[Written task]
Every record below is to be retyped exactly.

+++

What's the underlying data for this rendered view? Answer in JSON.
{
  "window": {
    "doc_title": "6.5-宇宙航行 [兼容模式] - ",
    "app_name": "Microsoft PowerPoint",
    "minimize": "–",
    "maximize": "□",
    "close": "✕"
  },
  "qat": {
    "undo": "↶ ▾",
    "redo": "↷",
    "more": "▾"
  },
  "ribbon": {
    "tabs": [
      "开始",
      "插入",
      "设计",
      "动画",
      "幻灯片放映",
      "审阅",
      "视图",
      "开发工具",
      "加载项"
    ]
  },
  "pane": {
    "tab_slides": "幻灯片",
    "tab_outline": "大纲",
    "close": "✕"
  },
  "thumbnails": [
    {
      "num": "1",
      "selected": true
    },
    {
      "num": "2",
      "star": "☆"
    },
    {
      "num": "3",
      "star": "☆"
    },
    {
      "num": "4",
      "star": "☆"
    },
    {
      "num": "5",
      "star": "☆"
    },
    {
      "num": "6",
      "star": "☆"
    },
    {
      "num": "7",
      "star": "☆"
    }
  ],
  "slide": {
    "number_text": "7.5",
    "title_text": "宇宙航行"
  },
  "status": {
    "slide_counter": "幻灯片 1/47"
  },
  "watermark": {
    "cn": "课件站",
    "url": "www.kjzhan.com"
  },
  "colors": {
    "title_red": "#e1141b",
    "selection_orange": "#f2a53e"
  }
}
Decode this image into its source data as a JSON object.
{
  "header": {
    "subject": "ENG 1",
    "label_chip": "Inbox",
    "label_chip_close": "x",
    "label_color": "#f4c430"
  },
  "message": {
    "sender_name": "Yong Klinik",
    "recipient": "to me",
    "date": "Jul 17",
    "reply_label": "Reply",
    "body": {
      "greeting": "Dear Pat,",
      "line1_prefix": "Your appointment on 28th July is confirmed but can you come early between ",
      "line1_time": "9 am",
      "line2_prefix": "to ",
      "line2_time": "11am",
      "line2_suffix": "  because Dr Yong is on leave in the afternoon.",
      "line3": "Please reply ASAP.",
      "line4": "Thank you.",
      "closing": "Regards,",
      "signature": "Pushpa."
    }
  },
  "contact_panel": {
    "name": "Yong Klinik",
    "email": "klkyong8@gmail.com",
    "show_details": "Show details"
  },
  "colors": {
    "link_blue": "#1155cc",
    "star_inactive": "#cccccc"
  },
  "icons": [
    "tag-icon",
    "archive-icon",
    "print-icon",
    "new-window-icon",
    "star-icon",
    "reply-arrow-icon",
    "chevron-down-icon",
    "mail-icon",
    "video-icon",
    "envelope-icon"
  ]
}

+++

[Full solution]
What's the underlying data for this rendered view? Answer in JSON.
{
  "window": {
    "doc_title": "6.5-宇宙航行 [兼容模式] - ",
    "app_name": "Microsoft PowerPoint",
    "minimize": "–",
    "maximize": "□",
    "close": "✕"
  },
  "qat": {
    "undo": "↶ ▾",
    "redo": "↷",
    "more": "▾"
  },
  "ribbon": {
    "tabs": [
      "开始",
      "插入",
      "设计",
      "动画",
      "幻灯片放映",
      "审阅",
      "视图",
      "开发工具",
      "加载项"
    ]
  },
  "pane": {
    "tab_slides": "幻灯片",
    "tab_outline": "大纲",
    "close": "✕"
  },
  "thumbnails": [
    {
      "num": "1",
      "selected": true
    },
    {
      "num": "2",
      "star": "☆"
    },
    {
      "num": "3",
      "star": "☆"
    },
    {
      "num": "4",
      "star": "☆"
    },
    {
      "num": "5",
      "star": "☆"
    },
    {
      "num": "6",
      "star": "☆"
    },
    {
      "num": "7",
      "star": "☆"
    }
  ],
  "slide": {
    "number_text": "7.5",
    "title_text": "宇宙航行"
  },
  "status": {
    "slide_counter": "幻灯片 1/47"
  },
  "watermark": {
    "cn": "课件站",
    "url": "www.kjzhan.com"
  },
  "colors": {
    "title_red": "#e1141b",
    "selection_orange": "#f2a53e"
  }
}
Decode this image into its source data as a JSON object.
{
  "header": {
    "subject": "ENG 1",
    "label_chip": "Inbox",
    "label_chip_close": "x",
    "label_color": "#f4c430"
  },
  "message": {
    "sender_name": "Yong Klinik",
    "recipient": "to me",
    "date": "Jul 17",
    "reply_label": "Reply",
    "body": {
      "greeting": "Dear Pat,",
      "line1_prefix": "Your appointment on 28th July is confirmed but can you come early between ",
      "line1_time": "9 am",
      "line2_prefix": "to ",
      "line2_time": "11am",
      "line2_suffix": "  because Dr Yong is on leave in the afternoon.",
      "line3": "Please reply ASAP.",
      "line4": "Thank you.",
      "closing": "Regards,",
      "signature": "Pushpa."
    }
  },
  "contact_panel": {
    "name": "Yong Klinik",
    "email": "klkyong8@gmail.com",
    "show_details": "Show details"
  },
  "colors": {
    "link_blue": "#1155cc",
    "star_inactive": "#cccccc"
  },
  "icons": [
    "tag-icon",
    "archive-icon",
    "print-icon",
    "new-window-icon",
    "star-icon",
    "reply-arrow-icon",
    "chevron-down-icon",
    "mail-icon",
    "video-icon",
    "envelope-icon"
  ]
}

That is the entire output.